§ **PASSAGE TO READ**
- - -

Hong Kong Archaeological Society
- Formation: 1967
- Type: Archaeological organisations
- Headquarters: Hong Kong
- Location: Hong Kong;
- Members: Undisclosed (1 year; 10 year; Permanent)
- Official language: Chinese, English
- Chairman: Mr Cheung Pak Long
- Former President: Prof. Li Long Lam
- Key people: Mr Wong Wai Biu, Ms Lau Pui Yong, Ms Chris Liang Pui Wah, Mr Alexander Cheung, Dr Au Chi Kin, Ms Jay Chi Yan Mok
- Website: www.hkarch.org

= Hong Kong Archaeological Society =

The Hong Kong Archaeological Society (香港考古學會) is a government-funded organisation dedicated to carrying out excavations and preserving archaeological heritage in Hong Kong. The society is affiliated with the Hong Kong Museum of History to establish artifact collections and journal publications.

==History==

After the discovery of prehistoric sites in Hong Kong during the 1920s, archaeology activities began in the area. Artifact recoveries and research publications appeared by the 1930s. The earliest recorded archaeologists in Hong Kong were John Schofield and Raffaele Maglioni. The unearthed stone tools, potteries, and bronze artifacts led to support of human presence during the late Neolithic period and Bronze Age in the Hong Kong area with artifacts dating back to 3000–1200 BC and 1200–400 BC.

In 1955, an Eastern Han dynasty tomb at Lei Cheng Uk was accidentally discovered. An archaeological team was formed by the University of Hong Kong a year later, with a limited membership to survey the site. By 1960, the team carried out other excavations at Man Kok Tsui, Lantau Island, with artifacts discovered dating back to the Bronze Age.

In 1967, the archaeologist team reformed to the Hong Kong Archaeological Society to anticipate larger participations numbered around 200 members.

==Notable excavations==
During the 1970s, projects in Sham Wan and Sha Po Old Village of Lamma Island discovered artifacts dating to the Bronze Age and Neolithic eras.

In 1990, the society began a 16 months artifact rescue mission in Chek Lap Kok at the future site of the Hong Kong International Airport.

- - -

[Records drawn from a collection]
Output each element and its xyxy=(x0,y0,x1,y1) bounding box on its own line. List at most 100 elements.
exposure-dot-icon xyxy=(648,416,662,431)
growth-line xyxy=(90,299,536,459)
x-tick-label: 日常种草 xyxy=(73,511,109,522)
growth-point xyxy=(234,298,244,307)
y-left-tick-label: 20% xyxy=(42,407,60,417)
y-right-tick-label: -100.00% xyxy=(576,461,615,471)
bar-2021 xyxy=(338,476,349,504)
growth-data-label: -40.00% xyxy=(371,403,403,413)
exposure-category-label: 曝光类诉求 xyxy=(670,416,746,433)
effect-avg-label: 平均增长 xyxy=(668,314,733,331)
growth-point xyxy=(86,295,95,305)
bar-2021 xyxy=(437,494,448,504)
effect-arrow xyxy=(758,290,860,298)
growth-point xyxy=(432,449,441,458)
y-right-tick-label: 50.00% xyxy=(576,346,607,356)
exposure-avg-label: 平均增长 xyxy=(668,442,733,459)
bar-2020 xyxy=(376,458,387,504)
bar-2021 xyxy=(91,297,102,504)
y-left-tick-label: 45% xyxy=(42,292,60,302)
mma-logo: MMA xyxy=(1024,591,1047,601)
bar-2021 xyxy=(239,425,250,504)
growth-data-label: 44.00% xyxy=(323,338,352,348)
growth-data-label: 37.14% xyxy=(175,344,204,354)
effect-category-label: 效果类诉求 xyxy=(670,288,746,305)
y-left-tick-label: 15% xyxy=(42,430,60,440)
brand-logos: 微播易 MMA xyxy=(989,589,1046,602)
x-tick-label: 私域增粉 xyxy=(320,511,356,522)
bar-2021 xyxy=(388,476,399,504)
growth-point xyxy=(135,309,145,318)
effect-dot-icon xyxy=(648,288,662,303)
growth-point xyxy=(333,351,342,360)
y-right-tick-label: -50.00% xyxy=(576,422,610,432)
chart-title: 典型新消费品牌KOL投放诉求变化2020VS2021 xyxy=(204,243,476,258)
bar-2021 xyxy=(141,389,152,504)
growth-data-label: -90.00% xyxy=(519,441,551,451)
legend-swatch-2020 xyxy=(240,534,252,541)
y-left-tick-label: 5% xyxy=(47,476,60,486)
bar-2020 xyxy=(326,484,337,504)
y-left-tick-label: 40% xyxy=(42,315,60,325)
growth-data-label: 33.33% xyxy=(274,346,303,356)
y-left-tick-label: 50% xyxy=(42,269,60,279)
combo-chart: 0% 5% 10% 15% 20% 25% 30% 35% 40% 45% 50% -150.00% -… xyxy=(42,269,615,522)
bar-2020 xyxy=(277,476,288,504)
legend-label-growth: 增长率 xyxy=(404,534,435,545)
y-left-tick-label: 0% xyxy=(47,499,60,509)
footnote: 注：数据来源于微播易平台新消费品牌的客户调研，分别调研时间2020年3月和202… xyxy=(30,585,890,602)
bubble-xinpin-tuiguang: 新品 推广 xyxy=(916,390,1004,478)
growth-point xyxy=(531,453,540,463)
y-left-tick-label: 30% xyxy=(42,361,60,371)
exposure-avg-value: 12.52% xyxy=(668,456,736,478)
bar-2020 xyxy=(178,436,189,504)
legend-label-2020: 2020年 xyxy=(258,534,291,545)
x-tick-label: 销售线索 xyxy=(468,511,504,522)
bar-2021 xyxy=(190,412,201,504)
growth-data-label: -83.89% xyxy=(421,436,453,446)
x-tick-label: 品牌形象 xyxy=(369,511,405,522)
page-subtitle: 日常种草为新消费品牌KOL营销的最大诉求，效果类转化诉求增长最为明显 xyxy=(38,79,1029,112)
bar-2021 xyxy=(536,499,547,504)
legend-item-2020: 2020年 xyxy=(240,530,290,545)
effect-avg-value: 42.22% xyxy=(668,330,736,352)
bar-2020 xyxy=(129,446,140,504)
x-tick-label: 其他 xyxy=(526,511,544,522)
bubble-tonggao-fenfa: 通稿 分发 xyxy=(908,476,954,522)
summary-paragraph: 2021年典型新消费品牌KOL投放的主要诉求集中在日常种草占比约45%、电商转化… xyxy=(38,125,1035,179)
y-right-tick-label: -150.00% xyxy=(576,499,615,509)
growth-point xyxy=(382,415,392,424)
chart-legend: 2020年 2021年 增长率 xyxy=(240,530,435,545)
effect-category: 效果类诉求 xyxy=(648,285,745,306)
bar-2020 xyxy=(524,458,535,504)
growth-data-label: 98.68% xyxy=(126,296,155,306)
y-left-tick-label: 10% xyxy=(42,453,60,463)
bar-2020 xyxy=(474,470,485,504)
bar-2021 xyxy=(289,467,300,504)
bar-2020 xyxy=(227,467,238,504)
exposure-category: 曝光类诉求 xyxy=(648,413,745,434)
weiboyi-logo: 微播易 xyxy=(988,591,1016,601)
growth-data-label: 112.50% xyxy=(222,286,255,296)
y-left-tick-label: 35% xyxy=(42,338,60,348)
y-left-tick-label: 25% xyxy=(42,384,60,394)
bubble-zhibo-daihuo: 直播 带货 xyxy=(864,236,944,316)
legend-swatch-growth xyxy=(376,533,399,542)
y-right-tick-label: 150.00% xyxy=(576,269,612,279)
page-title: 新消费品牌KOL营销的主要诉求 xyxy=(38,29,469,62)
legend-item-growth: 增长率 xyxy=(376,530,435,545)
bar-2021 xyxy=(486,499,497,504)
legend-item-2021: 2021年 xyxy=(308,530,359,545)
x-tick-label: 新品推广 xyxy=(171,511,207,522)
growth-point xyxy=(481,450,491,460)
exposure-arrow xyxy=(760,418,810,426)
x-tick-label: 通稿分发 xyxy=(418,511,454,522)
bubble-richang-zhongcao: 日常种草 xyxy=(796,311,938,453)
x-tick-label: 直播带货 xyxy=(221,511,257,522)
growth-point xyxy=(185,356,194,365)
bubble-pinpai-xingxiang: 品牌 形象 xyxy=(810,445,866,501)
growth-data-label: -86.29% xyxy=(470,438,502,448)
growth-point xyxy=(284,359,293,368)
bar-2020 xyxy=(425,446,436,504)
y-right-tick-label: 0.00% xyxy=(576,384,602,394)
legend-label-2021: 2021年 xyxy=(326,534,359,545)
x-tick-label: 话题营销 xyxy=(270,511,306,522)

- - -

§ **WHAT IS ASKED**
[A] According to the Hong Kong Archaeological Society article, in what year did the society begin its artifact rescue mission in Chek Lap Kok?
[B] Please reproduce the part of the Hong Kong Archaeological Society article between "In 1955, an" and "Kong International Airport.", inclusive.

§ **EXERCISE SOLUTIONS**
[A] 1990

[B]
In 1955, an Eastern Han dynasty tomb at Lei Cheng Uk was accidentally discovered. An archaeological team was formed by the University of Hong Kong a year later, with a limited membership to survey the site. By 1960, the team carried out other excavations at Man Kok Tsui, Lantau Island, with artifacts discovered dating back to the Bronze Age.

In 1967, the archaeologist team reformed to the Hong Kong Archaeological Society to anticipate larger participations numbered around 200 members.

==Notable excavations==
During the 1970s, projects in Sham Wan and Sha Po Old Village of Lamma Island discovered artifacts dating to the Bronze Age and Neolithic eras.

In 1990, the society began a 16 months artifact rescue mission in Chek Lap Kok at the future site of the Hong Kong International Airport.